Problem to solve
All of the listing below must be repeated word for word. Pictures are the only thing to omit.
==============================
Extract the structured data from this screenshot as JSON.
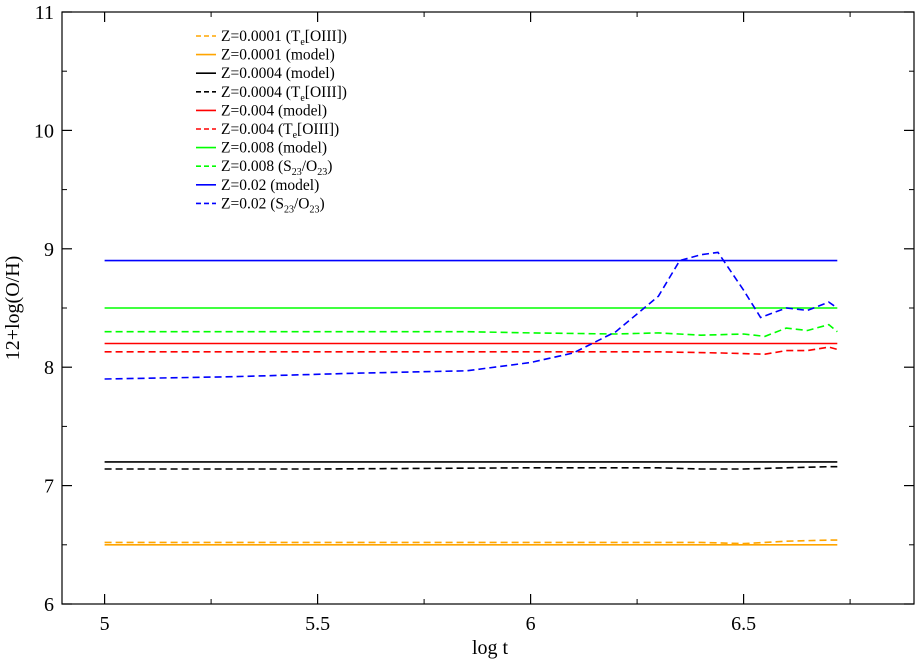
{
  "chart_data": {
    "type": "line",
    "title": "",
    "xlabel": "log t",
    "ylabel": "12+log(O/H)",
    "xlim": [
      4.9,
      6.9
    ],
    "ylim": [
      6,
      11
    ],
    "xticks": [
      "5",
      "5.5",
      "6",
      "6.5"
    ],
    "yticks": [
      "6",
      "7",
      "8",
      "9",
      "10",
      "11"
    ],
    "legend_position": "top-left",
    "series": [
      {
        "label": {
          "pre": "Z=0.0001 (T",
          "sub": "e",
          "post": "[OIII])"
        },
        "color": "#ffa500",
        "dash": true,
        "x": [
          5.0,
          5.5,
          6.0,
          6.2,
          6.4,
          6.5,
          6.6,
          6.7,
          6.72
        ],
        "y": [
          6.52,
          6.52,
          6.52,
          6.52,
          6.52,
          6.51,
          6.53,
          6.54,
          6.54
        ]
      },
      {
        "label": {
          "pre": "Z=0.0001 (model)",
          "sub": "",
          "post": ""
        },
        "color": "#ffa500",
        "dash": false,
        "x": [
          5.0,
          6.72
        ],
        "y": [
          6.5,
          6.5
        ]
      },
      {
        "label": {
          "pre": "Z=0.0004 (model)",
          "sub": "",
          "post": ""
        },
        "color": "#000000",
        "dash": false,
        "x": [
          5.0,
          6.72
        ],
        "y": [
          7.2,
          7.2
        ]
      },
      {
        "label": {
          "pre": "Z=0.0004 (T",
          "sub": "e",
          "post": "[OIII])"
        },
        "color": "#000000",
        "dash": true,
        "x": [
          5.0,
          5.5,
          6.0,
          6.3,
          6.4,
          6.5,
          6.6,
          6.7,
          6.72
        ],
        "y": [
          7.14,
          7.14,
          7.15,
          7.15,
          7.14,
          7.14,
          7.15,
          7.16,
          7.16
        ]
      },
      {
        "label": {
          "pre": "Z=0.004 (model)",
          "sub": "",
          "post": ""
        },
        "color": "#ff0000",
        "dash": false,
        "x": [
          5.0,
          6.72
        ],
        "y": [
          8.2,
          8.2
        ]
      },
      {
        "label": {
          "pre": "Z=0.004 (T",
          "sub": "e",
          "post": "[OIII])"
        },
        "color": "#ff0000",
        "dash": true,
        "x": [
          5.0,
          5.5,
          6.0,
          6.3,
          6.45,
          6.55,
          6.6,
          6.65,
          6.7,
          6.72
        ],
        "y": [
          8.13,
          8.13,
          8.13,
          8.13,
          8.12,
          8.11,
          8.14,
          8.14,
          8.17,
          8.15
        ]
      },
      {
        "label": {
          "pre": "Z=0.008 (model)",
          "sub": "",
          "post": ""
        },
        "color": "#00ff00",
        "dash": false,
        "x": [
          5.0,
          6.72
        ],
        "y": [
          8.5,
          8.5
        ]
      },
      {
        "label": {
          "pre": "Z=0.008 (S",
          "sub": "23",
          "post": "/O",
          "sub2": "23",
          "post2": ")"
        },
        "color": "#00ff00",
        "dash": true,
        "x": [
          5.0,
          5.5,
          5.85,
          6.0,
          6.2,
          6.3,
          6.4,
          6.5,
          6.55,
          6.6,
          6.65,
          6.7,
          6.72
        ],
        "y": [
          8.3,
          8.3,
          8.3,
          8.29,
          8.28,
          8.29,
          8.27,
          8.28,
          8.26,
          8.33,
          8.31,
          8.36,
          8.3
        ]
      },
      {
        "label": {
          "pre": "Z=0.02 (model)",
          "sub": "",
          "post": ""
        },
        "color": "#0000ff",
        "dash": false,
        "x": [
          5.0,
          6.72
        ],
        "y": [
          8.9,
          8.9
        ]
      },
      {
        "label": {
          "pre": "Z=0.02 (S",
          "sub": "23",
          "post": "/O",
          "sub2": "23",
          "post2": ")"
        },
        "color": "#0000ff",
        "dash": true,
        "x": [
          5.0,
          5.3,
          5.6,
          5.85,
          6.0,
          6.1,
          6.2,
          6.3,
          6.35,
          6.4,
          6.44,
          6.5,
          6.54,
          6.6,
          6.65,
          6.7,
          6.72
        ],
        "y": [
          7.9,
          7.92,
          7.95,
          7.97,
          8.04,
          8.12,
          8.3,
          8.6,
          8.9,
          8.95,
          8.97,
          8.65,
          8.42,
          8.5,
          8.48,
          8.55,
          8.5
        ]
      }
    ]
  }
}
==============================
Final result
Extract the structured data from this screenshot as JSON.
{
  "chart_data": {
    "type": "line",
    "title": "",
    "xlabel": "log t",
    "ylabel": "12+log(O/H)",
    "xlim": [
      4.9,
      6.9
    ],
    "ylim": [
      6,
      11
    ],
    "xticks": [
      "5",
      "5.5",
      "6",
      "6.5"
    ],
    "yticks": [
      "6",
      "7",
      "8",
      "9",
      "10",
      "11"
    ],
    "legend_position": "top-left",
    "series": [
      {
        "label": {
          "pre": "Z=0.0001 (T",
          "sub": "e",
          "post": "[OIII])"
        },
        "color": "#ffa500",
        "dash": true,
        "x": [
          5.0,
          5.5,
          6.0,
          6.2,
          6.4,
          6.5,
          6.6,
          6.7,
          6.72
        ],
        "y": [
          6.52,
          6.52,
          6.52,
          6.52,
          6.52,
          6.51,
          6.53,
          6.54,
          6.54
        ]
      },
      {
        "label": {
          "pre": "Z=0.0001 (model)",
          "sub": "",
          "post": ""
        },
        "color": "#ffa500",
        "dash": false,
        "x": [
          5.0,
          6.72
        ],
        "y": [
          6.5,
          6.5
        ]
      },
      {
        "label": {
          "pre": "Z=0.0004 (model)",
          "sub": "",
          "post": ""
        },
        "color": "#000000",
        "dash": false,
        "x": [
          5.0,
          6.72
        ],
        "y": [
          7.2,
          7.2
        ]
      },
      {
        "label": {
          "pre": "Z=0.0004 (T",
          "sub": "e",
          "post": "[OIII])"
        },
        "color": "#000000",
        "dash": true,
        "x": [
          5.0,
          5.5,
          6.0,
          6.3,
          6.4,
          6.5,
          6.6,
          6.7,
          6.72
        ],
        "y": [
          7.14,
          7.14,
          7.15,
          7.15,
          7.14,
          7.14,
          7.15,
          7.16,
          7.16
        ]
      },
      {
        "label": {
          "pre": "Z=0.004 (model)",
          "sub": "",
          "post": ""
        },
        "color": "#ff0000",
        "dash": false,
        "x": [
          5.0,
          6.72
        ],
        "y": [
          8.2,
          8.2
        ]
      },
      {
        "label": {
          "pre": "Z=0.004 (T",
          "sub": "e",
          "post": "[OIII])"
        },
        "color": "#ff0000",
        "dash": true,
        "x": [
          5.0,
          5.5,
          6.0,
          6.3,
          6.45,
          6.55,
          6.6,
          6.65,
          6.7,
          6.72
        ],
        "y": [
          8.13,
          8.13,
          8.13,
          8.13,
          8.12,
          8.11,
          8.14,
          8.14,
          8.17,
          8.15
        ]
      },
      {
        "label": {
          "pre": "Z=0.008 (model)",
          "sub": "",
          "post": ""
        },
        "color": "#00ff00",
        "dash": false,
        "x": [
          5.0,
          6.72
        ],
        "y": [
          8.5,
          8.5
        ]
      },
      {
        "label": {
          "pre": "Z=0.008 (S",
          "sub": "23",
          "post": "/O",
          "sub2": "23",
          "post2": ")"
        },
        "color": "#00ff00",
        "dash": true,
        "x": [
          5.0,
          5.5,
          5.85,
          6.0,
          6.2,
          6.3,
          6.4,
          6.5,
          6.55,
          6.6,
          6.65,
          6.7,
          6.72
        ],
        "y": [
          8.3,
          8.3,
          8.3,
          8.29,
          8.28,
          8.29,
          8.27,
          8.28,
          8.26,
          8.33,
          8.31,
          8.36,
          8.3
        ]
      },
      {
        "label": {
          "pre": "Z=0.02 (model)",
          "sub": "",
          "post": ""
        },
        "color": "#0000ff",
        "dash": false,
        "x": [
          5.0,
          6.72
        ],
        "y": [
          8.9,
          8.9
        ]
      },
      {
        "label": {
          "pre": "Z=0.02 (S",
          "sub": "23",
          "post": "/O",
          "sub2": "23",
          "post2": ")"
        },
        "color": "#0000ff",
        "dash": true,
        "x": [
          5.0,
          5.3,
          5.6,
          5.85,
          6.0,
          6.1,
          6.2,
          6.3,
          6.35,
          6.4,
          6.44,
          6.5,
          6.54,
          6.6,
          6.65,
          6.7,
          6.72
        ],
        "y": [
          7.9,
          7.92,
          7.95,
          7.97,
          8.04,
          8.12,
          8.3,
          8.6,
          8.9,
          8.95,
          8.97,
          8.65,
          8.42,
          8.5,
          8.48,
          8.55,
          8.5
        ]
      }
    ]
  }
}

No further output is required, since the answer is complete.